● **WORK TO DO**:
Find the lines holding the string "time" in the data, then copy all of them.

● **RECORDED DATA**:
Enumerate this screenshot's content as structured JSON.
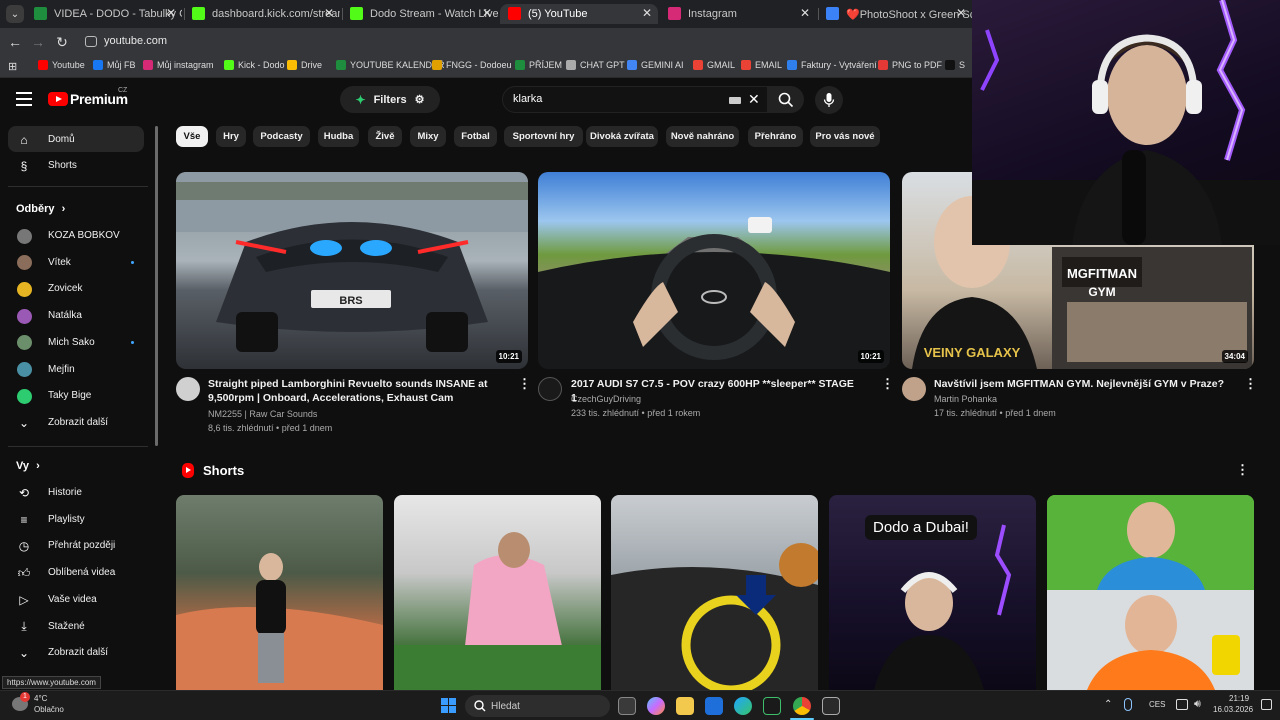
{
  "browser": {
    "tabs": [
      {
        "title": "VIDEA - DODO - Tabulky Googl",
        "favicon_color": "#1e8e3e"
      },
      {
        "title": "dashboard.kick.com/stream",
        "favicon_color": "#53fc18"
      },
      {
        "title": "Dodo Stream - Watch Live on K",
        "favicon_color": "#53fc18"
      },
      {
        "title": "(5) YouTube",
        "favicon_color": "#ff0000"
      },
      {
        "title": "Instagram",
        "favicon_color": "#d62976"
      },
      {
        "title": "❤️PhotoShoot x Green Scre",
        "favicon_color": "#3b82f6"
      }
    ],
    "active_tab_index": 3,
    "url": "youtube.com",
    "bookmarks": [
      {
        "label": "Youtube",
        "color": "#ff0000"
      },
      {
        "label": "Můj FB",
        "color": "#1877f2"
      },
      {
        "label": "Můj instagram",
        "color": "#d62976"
      },
      {
        "label": "Kick - Dodo",
        "color": "#53fc18"
      },
      {
        "label": "Drive",
        "color": "#fbbc04"
      },
      {
        "label": "YOUTUBE KALENDÁŘ",
        "color": "#1e8e3e"
      },
      {
        "label": "FNGG - Dodoeu",
        "color": "#e0a000"
      },
      {
        "label": "PŘÍJEM",
        "color": "#1e8e3e"
      },
      {
        "label": "CHAT GPT",
        "color": "#aaaaaa"
      },
      {
        "label": "GEMINI AI",
        "color": "#4285f4"
      },
      {
        "label": "GMAIL",
        "color": "#ea4335"
      },
      {
        "label": "EMAIL",
        "color": "#ea4335"
      },
      {
        "label": "Faktury - Vytváření",
        "color": "#2f80ed"
      },
      {
        "label": "PNG to PDF",
        "color": "#e53935"
      },
      {
        "label": "S",
        "color": "#111111"
      }
    ]
  },
  "youtube": {
    "brand": "Premium",
    "country": "CZ",
    "filters_label": "Filters",
    "search_value": "klarka",
    "sidebar": {
      "main": [
        {
          "label": "Domů",
          "icon": "home-icon"
        },
        {
          "label": "Shorts",
          "icon": "shorts-icon"
        }
      ],
      "subscriptions_title": "Odběry",
      "subscriptions": [
        {
          "label": "KOZA BOBKOV",
          "color": "#777777",
          "new": false
        },
        {
          "label": "Vítek",
          "color": "#8a6d5a",
          "new": true
        },
        {
          "label": "Zovicek",
          "color": "#e6b422",
          "new": false
        },
        {
          "label": "Natálka",
          "color": "#9b59b6",
          "new": false
        },
        {
          "label": "Mich Sako",
          "color": "#6b8e6b",
          "new": true
        },
        {
          "label": "Mejfin",
          "color": "#4a90a4",
          "new": false
        },
        {
          "label": "Taky Bige",
          "color": "#2ecc71",
          "new": false
        }
      ],
      "show_more": "Zobrazit další",
      "you_title": "Vy",
      "you": [
        {
          "label": "Historie",
          "icon": "history-icon"
        },
        {
          "label": "Playlisty",
          "icon": "playlist-icon"
        },
        {
          "label": "Přehrát později",
          "icon": "watch-later-icon"
        },
        {
          "label": "Oblíbená videa",
          "icon": "like-icon"
        },
        {
          "label": "Vaše videa",
          "icon": "your-videos-icon"
        },
        {
          "label": "Stažené",
          "icon": "download-icon"
        }
      ],
      "show_more_2": "Zobrazit další"
    },
    "chips": [
      "Vše",
      "Hry",
      "Podcasty",
      "Hudba",
      "Živě",
      "Mixy",
      "Fotbal",
      "Sportovní hry",
      "Divoká zvířata",
      "Nově nahráno",
      "Přehráno",
      "Pro vás nové"
    ],
    "videos": [
      {
        "title_line1": "Straight piped Lamborghini Revuelto sounds INSANE at",
        "title_line2": "9,500rpm | Onboard, Accelerations, Exhaust Cam",
        "channel": "NM2255 | Raw Car Sounds",
        "meta": "8,6 tis. zhlédnutí • před 1 dnem",
        "duration": "10:21"
      },
      {
        "title_line1": "2017 AUDI S7 C7.5 - POV crazy 600HP **sleeper** STAGE 1",
        "title_line2": "",
        "channel": "CzechGuyDriving",
        "meta": "233 tis. zhlédnutí • před 1 rokem",
        "duration": "10:21"
      },
      {
        "title_line1": "Navštívil jsem MGFITMAN GYM. Nejlevnější GYM v Praze?",
        "title_line2": "",
        "channel": "Martin Pohanka",
        "meta": "17 tis. zhlédnutí • před 1 dnem",
        "duration": "34:04",
        "thumb_text": "MGFITMAN GYM",
        "shirt_text": "VEINY GALAXY"
      }
    ],
    "shorts_title": "Shorts",
    "short_overlay_text": "Dodo a Dubai!"
  },
  "status_url": "https://www.youtube.com",
  "taskbar": {
    "weather_temp": "4°C",
    "weather_desc": "Oblačno",
    "weather_badge": "1",
    "search_placeholder": "Hledat",
    "language": "CES",
    "time": "21:19",
    "date": "16.03.2026"
  }
}
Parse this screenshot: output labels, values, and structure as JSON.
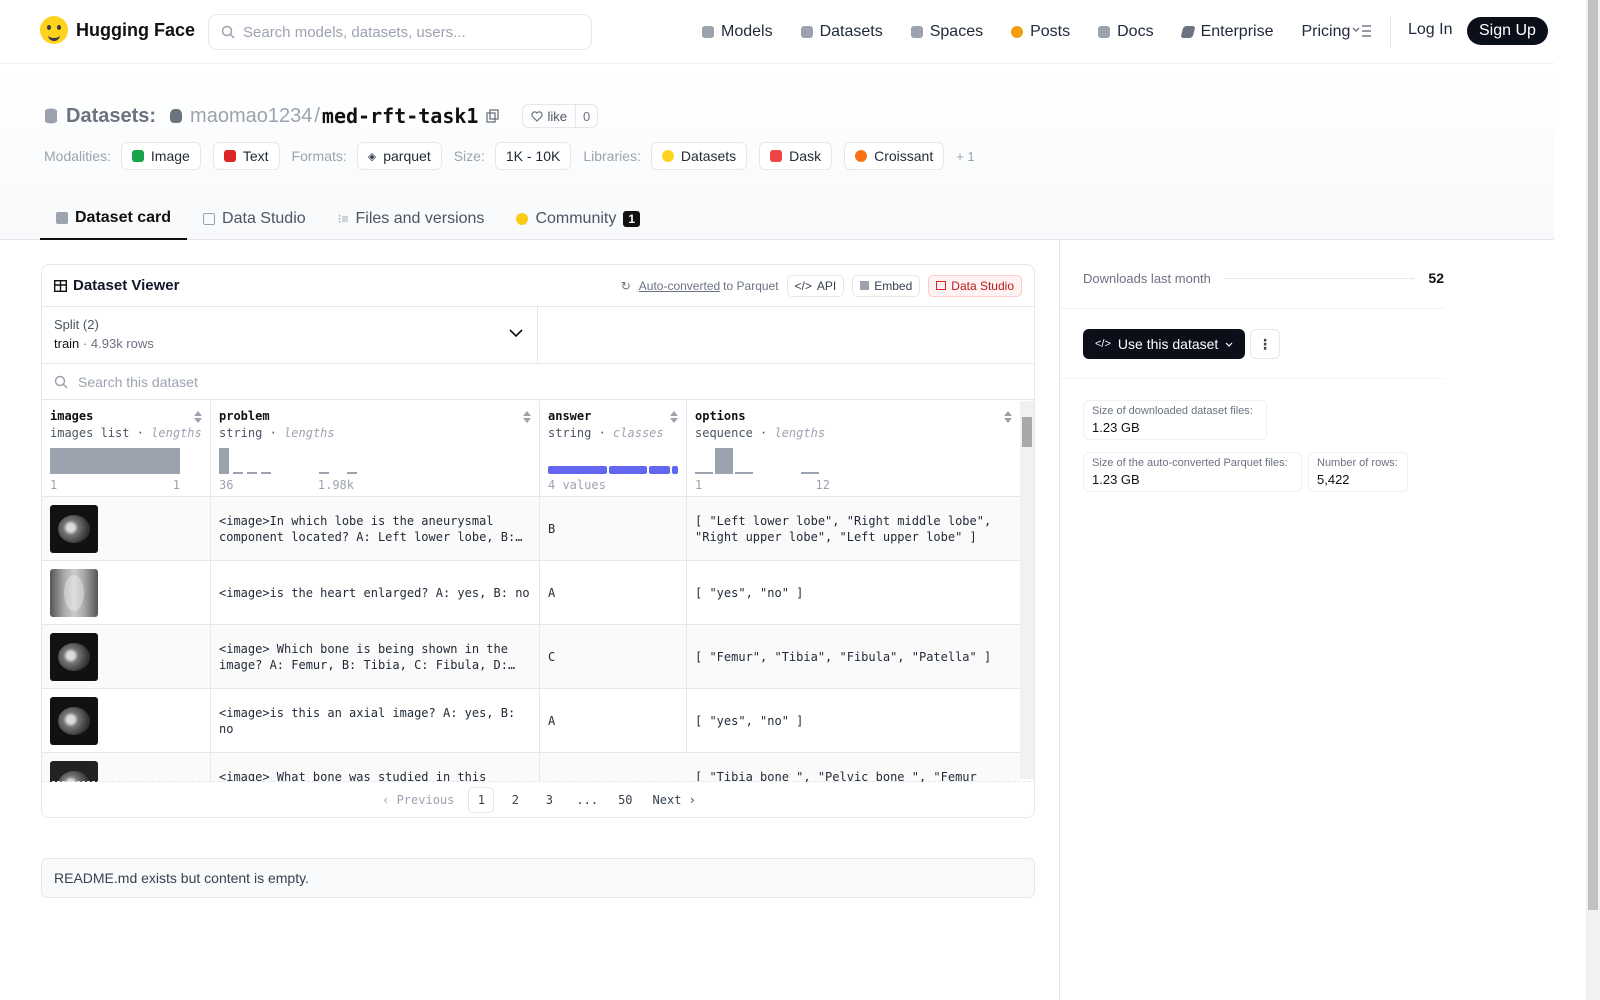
{
  "nav": {
    "brand": "Hugging Face",
    "search_placeholder": "Search models, datasets, users...",
    "links": [
      {
        "label": "Models",
        "icon": "cube-icon",
        "color": "#9ca3af"
      },
      {
        "label": "Datasets",
        "icon": "database-icon",
        "color": "#9ca3af"
      },
      {
        "label": "Spaces",
        "icon": "grid-icon",
        "color": "#9ca3af"
      },
      {
        "label": "Posts",
        "icon": "posts-icon",
        "color": "#f59e0b"
      },
      {
        "label": "Docs",
        "icon": "book-icon",
        "color": "#9ca3af"
      },
      {
        "label": "Enterprise",
        "icon": "enterprise-icon",
        "color": "#6b7280"
      },
      {
        "label": "Pricing",
        "icon": "",
        "color": ""
      }
    ],
    "login": "Log In",
    "signup": "Sign Up"
  },
  "header": {
    "datasets_label": "Datasets:",
    "owner": "maomao1234",
    "separator": "/",
    "repo": "med-rft-task1",
    "like_label": "like",
    "like_count": "0",
    "modalities_label": "Modalities:",
    "modalities": [
      {
        "label": "Image",
        "color": "#16a34a"
      },
      {
        "label": "Text",
        "color": "#dc2626"
      }
    ],
    "formats_label": "Formats:",
    "format": "parquet",
    "size_label": "Size:",
    "size": "1K - 10K",
    "libraries_label": "Libraries:",
    "libraries": [
      {
        "label": "Datasets",
        "color": "#ffd21e"
      },
      {
        "label": "Dask",
        "color": "#ef4444"
      },
      {
        "label": "Croissant",
        "color": "#f97316"
      }
    ],
    "libraries_more": "+ 1"
  },
  "tabs": [
    {
      "label": "Dataset card",
      "active": true
    },
    {
      "label": "Data Studio",
      "active": false
    },
    {
      "label": "Files and versions",
      "active": false
    },
    {
      "label": "Community",
      "active": false,
      "badge": "1"
    }
  ],
  "viewer": {
    "title": "Dataset Viewer",
    "auto_converted": "Auto-converted",
    "to_parquet": "to Parquet",
    "api": "API",
    "embed": "Embed",
    "data_studio": "Data Studio",
    "split_label": "Split (2)",
    "split_name": "train",
    "split_rows": "4.93k rows",
    "search_placeholder": "Search this dataset",
    "columns": [
      {
        "name": "images",
        "type": "images list",
        "stat": "lengths",
        "min": "1",
        "max": "1"
      },
      {
        "name": "problem",
        "type": "string",
        "stat": "lengths",
        "min": "36",
        "max": "1.98k"
      },
      {
        "name": "answer",
        "type": "string",
        "stat": "classes",
        "min": "4 values",
        "max": ""
      },
      {
        "name": "options",
        "type": "sequence",
        "stat": "lengths",
        "min": "1",
        "max": "12"
      }
    ],
    "rows": [
      {
        "problem": "<image>In which lobe is the aneurysmal component located? A: Left lower lobe, B: Right middle lobe, C: Right upper lobe, D: Left upper lobe",
        "answer": "B",
        "options": "[ \"Left lower lobe\", \"Right middle lobe\", \"Right upper lobe\", \"Left upper lobe\" ]"
      },
      {
        "problem": "<image>is the heart enlarged? A: yes, B: no",
        "answer": "A",
        "options": "[ \"yes\", \"no\" ]"
      },
      {
        "problem": "<image> Which bone is being shown in the image? A: Femur, B: Tibia, C: Fibula, D: Patella",
        "answer": "C",
        "options": "[ \"Femur\", \"Tibia\", \"Fibula\", \"Patella\" ]"
      },
      {
        "problem": "<image>is this an axial image? A: yes, B: no",
        "answer": "A",
        "options": "[ \"yes\", \"no\" ]"
      },
      {
        "problem": "<image> What bone was studied in this",
        "answer": "",
        "options": "[ \"Tibia bone \", \"Pelvic bone \", \"Femur"
      }
    ],
    "pager": {
      "prev": "Previous",
      "pages": [
        "1",
        "2",
        "3",
        "...",
        "50"
      ],
      "next": "Next"
    }
  },
  "readme": "README.md exists but content is empty.",
  "sidebar": {
    "downloads_label": "Downloads last month",
    "downloads": "52",
    "use_button": "Use this dataset",
    "stats": [
      {
        "label": "Size of downloaded dataset files:",
        "value": "1.23 GB"
      },
      {
        "label": "Size of the auto-converted Parquet files:",
        "value": "1.23 GB"
      },
      {
        "label": "Number of rows:",
        "value": "5,422"
      }
    ]
  }
}
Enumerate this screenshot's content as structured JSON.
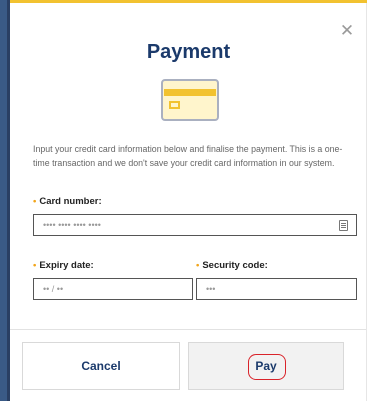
{
  "modal": {
    "title": "Payment",
    "description": "Input your credit card information below and finalise the payment. This is a one-time transaction and we don't save your credit card information in our system.",
    "close_icon": "close-icon"
  },
  "fields": {
    "card_number": {
      "label": "Card number:",
      "placeholder": "•••• •••• •••• ••••"
    },
    "expiry_date": {
      "label": "Expiry date:",
      "placeholder": "•• / ••"
    },
    "security_code": {
      "label": "Security code:",
      "placeholder": "•••"
    },
    "required_mark": "•"
  },
  "buttons": {
    "cancel_label": "Cancel",
    "pay_label": "Pay"
  },
  "colors": {
    "title": "#1b3a6b",
    "accent_yellow": "#f2c230",
    "required": "#f2a51a",
    "pay_annotation": "#d9232a"
  }
}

● **EXERCISE SOLUTION**:
    "time": "21:19",
    "description": "Input your credit card information below and finalise the payment. This is a one-time transaction and we don't save your credit card information in our system.",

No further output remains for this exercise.